──────── Information provided

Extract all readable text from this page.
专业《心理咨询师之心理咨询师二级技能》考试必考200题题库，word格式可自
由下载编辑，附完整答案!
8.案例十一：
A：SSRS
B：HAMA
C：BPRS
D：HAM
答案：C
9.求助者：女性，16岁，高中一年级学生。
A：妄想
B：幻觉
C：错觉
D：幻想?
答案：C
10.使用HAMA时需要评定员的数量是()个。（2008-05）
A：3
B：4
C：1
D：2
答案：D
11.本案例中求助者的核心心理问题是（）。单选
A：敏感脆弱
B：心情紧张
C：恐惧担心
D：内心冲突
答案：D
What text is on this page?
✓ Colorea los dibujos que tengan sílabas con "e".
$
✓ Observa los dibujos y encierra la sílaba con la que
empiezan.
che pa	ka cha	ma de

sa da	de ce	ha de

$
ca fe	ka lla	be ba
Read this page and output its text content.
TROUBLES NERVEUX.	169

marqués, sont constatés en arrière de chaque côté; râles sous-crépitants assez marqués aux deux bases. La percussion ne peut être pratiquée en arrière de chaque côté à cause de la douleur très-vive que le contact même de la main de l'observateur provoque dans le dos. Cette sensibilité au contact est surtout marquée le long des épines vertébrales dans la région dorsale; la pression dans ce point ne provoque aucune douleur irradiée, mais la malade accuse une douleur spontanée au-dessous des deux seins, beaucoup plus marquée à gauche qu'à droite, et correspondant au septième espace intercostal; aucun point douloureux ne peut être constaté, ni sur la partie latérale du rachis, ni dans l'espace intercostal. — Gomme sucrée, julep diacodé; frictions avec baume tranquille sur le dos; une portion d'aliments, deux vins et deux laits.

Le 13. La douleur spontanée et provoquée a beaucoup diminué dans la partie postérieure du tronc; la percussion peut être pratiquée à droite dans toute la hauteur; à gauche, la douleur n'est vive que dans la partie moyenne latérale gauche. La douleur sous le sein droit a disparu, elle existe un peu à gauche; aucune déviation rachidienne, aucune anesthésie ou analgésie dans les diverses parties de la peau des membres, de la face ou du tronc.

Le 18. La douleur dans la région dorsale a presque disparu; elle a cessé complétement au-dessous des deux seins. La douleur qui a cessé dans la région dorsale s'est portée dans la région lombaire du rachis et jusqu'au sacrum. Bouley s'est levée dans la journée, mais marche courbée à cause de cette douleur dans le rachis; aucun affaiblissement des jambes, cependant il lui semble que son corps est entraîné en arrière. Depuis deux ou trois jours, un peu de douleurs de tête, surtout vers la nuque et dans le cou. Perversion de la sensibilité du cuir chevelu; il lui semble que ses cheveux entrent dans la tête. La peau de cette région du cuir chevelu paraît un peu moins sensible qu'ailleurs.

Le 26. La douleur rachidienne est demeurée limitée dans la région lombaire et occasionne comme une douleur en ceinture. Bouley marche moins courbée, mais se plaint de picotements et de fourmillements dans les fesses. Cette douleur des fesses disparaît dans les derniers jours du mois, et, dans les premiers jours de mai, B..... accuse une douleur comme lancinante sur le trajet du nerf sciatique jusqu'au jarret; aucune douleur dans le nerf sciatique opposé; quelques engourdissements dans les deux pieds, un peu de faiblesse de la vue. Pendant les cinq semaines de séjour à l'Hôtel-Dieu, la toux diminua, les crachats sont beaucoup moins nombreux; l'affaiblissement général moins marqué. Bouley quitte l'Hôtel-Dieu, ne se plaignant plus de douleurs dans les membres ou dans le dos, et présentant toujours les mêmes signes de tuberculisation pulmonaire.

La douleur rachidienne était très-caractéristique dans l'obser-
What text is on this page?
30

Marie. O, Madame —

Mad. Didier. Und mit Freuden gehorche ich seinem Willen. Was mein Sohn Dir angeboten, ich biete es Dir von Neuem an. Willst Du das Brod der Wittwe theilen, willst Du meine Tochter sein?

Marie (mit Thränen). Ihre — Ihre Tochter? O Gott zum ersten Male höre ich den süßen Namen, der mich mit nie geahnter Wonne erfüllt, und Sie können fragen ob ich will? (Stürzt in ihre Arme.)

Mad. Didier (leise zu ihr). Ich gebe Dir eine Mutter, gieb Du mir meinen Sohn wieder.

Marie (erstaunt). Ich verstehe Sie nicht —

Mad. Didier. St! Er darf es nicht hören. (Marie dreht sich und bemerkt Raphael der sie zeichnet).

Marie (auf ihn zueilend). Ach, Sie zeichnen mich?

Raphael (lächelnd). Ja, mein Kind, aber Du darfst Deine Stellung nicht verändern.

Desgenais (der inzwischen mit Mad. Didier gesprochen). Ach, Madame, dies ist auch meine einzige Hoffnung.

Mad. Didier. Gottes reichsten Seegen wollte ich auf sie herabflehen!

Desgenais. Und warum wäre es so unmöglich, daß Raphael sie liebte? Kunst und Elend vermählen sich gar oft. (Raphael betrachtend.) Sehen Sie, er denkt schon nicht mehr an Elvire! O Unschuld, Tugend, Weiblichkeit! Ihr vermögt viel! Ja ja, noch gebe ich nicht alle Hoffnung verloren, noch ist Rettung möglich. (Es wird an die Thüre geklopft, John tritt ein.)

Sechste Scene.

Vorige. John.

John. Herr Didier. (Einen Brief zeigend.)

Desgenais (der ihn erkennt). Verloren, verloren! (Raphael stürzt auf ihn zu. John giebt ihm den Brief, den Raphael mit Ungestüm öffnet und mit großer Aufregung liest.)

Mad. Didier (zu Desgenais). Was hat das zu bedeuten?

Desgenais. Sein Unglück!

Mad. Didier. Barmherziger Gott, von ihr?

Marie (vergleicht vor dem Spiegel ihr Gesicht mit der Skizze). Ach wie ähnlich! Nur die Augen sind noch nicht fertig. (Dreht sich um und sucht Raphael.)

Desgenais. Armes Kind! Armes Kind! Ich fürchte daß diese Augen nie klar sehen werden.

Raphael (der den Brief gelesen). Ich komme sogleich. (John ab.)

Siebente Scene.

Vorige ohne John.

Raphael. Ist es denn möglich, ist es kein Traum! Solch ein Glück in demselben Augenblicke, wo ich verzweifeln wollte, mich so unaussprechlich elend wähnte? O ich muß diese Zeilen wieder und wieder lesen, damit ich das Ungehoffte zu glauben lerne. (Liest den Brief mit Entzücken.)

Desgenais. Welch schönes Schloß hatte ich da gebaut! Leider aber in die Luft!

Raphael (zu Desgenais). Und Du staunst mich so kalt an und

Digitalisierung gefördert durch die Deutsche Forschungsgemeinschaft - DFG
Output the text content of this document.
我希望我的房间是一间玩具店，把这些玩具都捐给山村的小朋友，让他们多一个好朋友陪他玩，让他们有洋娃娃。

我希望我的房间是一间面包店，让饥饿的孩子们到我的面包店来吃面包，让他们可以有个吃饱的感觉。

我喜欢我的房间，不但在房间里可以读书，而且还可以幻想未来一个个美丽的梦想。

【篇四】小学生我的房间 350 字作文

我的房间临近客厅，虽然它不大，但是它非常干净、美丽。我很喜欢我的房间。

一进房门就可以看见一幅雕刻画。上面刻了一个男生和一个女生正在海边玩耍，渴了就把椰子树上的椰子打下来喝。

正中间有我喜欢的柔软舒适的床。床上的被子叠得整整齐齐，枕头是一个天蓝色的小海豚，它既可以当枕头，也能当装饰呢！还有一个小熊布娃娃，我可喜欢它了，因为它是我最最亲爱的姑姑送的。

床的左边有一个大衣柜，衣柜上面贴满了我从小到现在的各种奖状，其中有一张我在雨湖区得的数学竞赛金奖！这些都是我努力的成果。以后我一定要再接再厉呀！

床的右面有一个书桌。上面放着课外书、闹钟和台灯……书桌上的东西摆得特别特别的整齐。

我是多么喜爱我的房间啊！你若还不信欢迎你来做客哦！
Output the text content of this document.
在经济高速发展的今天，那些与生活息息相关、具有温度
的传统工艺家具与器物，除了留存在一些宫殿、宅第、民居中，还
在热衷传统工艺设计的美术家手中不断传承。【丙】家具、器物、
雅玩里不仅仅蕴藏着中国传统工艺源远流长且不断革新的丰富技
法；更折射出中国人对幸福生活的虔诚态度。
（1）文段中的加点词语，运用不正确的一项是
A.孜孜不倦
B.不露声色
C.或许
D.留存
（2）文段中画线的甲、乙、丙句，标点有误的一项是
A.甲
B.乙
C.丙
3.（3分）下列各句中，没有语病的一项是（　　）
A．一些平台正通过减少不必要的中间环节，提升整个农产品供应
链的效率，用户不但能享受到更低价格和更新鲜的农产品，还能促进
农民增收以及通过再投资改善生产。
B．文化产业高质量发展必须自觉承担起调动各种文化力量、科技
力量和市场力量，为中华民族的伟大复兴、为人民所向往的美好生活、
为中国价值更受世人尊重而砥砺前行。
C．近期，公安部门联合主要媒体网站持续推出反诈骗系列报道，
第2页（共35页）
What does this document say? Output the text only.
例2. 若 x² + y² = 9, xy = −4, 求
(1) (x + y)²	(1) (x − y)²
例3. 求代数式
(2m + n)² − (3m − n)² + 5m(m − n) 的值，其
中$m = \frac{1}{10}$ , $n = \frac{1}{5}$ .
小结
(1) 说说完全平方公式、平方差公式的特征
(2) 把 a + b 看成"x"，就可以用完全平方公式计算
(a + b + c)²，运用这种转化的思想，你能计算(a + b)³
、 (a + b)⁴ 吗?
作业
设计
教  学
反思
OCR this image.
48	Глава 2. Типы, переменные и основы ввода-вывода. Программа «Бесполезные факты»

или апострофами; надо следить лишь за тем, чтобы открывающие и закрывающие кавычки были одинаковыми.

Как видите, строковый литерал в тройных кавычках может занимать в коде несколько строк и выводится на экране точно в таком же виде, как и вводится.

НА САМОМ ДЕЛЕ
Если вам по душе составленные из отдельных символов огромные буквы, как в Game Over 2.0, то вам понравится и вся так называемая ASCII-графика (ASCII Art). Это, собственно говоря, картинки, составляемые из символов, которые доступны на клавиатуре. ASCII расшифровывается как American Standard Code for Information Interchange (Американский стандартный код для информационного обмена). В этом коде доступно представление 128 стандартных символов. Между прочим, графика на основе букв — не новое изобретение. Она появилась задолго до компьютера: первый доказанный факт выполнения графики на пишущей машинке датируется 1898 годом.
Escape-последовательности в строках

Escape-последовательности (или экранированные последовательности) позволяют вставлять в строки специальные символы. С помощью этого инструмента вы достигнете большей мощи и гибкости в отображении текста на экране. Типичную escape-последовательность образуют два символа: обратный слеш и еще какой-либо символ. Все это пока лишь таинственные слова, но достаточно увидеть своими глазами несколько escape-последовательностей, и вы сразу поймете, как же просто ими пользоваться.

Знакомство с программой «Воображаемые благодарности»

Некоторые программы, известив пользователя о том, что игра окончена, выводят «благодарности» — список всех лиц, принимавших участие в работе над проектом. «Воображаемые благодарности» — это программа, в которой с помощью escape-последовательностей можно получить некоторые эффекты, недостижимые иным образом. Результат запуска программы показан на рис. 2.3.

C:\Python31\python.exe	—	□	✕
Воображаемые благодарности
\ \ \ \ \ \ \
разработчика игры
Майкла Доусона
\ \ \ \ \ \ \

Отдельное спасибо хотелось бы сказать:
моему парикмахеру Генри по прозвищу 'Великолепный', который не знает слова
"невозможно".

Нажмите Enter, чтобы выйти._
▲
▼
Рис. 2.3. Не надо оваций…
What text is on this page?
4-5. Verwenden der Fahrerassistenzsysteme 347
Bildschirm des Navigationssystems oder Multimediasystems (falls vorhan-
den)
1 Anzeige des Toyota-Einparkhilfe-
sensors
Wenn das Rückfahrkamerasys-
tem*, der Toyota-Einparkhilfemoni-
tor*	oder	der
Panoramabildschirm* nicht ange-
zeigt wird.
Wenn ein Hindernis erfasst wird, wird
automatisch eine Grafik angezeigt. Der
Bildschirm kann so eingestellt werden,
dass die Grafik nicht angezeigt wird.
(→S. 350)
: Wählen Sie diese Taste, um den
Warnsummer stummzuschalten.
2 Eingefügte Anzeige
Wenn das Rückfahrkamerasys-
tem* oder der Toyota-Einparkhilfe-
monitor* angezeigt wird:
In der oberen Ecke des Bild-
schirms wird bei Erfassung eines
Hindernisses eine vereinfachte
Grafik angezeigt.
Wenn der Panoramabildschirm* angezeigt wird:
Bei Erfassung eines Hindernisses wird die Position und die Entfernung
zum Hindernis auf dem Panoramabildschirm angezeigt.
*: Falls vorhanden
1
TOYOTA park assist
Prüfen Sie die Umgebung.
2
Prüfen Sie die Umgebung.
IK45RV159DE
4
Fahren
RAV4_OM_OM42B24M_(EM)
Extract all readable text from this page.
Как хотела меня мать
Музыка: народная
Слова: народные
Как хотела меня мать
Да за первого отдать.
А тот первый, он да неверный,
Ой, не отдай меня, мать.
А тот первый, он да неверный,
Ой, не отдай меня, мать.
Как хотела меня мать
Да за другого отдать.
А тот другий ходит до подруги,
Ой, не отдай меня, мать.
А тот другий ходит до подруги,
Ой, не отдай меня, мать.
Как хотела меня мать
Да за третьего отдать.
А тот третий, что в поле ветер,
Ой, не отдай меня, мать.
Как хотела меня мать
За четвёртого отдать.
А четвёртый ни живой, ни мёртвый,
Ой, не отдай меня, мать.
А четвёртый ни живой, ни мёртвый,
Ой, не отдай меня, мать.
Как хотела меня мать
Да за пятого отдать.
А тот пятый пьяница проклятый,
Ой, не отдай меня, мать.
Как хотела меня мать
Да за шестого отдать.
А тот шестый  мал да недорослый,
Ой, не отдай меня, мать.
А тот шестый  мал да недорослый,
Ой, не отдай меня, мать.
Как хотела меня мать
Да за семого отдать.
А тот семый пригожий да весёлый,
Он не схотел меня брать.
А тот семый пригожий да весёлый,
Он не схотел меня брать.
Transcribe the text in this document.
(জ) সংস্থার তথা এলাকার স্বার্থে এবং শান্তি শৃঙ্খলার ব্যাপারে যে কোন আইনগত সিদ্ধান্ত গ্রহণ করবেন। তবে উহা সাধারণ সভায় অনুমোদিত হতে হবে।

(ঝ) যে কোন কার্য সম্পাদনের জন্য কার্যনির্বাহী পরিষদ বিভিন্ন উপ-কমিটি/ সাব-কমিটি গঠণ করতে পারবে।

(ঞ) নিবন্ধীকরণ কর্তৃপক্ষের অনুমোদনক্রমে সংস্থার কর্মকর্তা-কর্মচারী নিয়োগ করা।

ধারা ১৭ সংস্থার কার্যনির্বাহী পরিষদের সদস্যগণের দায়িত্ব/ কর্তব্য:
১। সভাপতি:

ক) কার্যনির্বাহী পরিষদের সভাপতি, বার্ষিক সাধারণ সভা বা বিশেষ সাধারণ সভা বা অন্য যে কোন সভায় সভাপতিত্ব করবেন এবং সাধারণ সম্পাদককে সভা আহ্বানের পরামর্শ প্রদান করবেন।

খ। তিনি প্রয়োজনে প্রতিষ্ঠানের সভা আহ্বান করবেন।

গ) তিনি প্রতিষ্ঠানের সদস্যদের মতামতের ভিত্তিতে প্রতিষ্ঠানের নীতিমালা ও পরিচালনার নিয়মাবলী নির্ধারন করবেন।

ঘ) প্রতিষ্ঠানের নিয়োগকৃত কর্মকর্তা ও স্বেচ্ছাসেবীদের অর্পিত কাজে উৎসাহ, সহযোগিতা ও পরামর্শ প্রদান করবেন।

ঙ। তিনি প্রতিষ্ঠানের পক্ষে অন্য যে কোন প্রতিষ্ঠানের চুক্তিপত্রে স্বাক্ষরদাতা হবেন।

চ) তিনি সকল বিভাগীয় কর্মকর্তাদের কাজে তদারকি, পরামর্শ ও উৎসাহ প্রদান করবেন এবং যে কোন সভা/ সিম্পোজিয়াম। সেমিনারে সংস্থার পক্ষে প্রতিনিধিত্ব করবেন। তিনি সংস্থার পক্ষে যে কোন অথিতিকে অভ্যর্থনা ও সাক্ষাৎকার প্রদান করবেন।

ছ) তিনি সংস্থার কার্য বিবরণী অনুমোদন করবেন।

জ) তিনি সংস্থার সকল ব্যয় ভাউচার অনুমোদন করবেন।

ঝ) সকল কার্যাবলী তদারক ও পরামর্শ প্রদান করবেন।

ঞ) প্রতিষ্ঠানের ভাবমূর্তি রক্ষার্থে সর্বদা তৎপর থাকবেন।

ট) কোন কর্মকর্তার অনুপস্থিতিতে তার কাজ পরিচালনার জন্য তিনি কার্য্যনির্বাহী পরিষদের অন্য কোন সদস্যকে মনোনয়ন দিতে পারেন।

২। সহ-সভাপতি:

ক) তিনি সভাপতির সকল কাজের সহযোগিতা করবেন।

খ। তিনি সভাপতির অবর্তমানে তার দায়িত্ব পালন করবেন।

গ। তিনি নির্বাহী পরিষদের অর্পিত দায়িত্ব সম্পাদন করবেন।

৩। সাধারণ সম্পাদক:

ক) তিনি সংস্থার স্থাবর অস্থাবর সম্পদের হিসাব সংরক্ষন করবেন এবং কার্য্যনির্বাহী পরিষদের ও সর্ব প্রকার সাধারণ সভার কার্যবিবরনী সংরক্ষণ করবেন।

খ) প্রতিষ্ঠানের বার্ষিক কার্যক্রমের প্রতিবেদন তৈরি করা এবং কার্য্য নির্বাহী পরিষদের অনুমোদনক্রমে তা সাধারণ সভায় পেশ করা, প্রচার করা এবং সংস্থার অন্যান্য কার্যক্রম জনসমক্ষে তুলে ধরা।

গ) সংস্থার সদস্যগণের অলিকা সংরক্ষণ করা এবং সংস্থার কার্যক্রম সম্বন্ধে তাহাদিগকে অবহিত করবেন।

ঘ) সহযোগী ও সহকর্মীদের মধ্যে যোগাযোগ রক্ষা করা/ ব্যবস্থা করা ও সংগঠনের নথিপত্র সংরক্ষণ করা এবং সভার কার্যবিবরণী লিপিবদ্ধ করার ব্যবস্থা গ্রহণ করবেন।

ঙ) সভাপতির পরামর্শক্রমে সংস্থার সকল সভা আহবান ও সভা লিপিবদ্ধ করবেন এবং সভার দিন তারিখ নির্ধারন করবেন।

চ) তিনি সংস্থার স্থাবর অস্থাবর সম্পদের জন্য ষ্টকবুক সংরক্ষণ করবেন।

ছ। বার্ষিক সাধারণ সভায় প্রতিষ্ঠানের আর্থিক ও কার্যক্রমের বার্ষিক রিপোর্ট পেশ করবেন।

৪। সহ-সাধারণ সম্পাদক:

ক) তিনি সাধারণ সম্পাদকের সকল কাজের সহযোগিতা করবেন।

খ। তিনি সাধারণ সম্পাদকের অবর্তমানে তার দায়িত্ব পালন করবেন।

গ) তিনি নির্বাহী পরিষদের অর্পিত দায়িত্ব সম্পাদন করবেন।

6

────────────────

» **Exercise objective**
Locate and copy each line in the data above that includes the word "surtout".

» **Output below**
marqués, sont constatés en arrière de chaque côté; râles sous-crépitants assez marqués aux deux bases. La percussion ne peut être pratiquée en arrière de chaque côté à cause de la douleur très-vive que le contact même de la main de l'observateur provoque dans le dos. Cette sensibilité au contact est surtout marquée le long des épines vertébrales dans la région dorsale; la pression dans ce point ne provoque aucune douleur irradiée, mais la malade accuse une douleur spontanée au-dessous des deux seins, beaucoup plus marquée à gauche qu'à droite, et correspondant au septième espace intercostal; aucun point douloureux ne peut être constaté, ni sur la partie latérale du rachis, ni dans l'espace intercostal. — Gomme sucrée, julep diacodé; frictions avec baume tranquille sur le dos; une portion d'aliments, deux vins et deux laits.
Le 18. La douleur dans la région dorsale a presque disparu; elle a cessé complétement au-dessous des deux seins. La douleur qui a cessé dans la région dorsale s'est portée dans la région lombaire du rachis et jusqu'au sacrum. Bouley s'est levée dans la journée, mais marche courbée à cause de cette douleur dans le rachis; aucun affaiblissement des jambes, cependant il lui semble que son corps est entraîné en arrière. Depuis deux ou trois jours, un peu de douleurs de tête, surtout vers la nuque et dans le cou. Perversion de la sensibilité du cuir chevelu; il lui semble que ses cheveux entrent dans la tête. La peau de cette région du cuir chevelu paraît un peu moins sensible qu'ailleurs.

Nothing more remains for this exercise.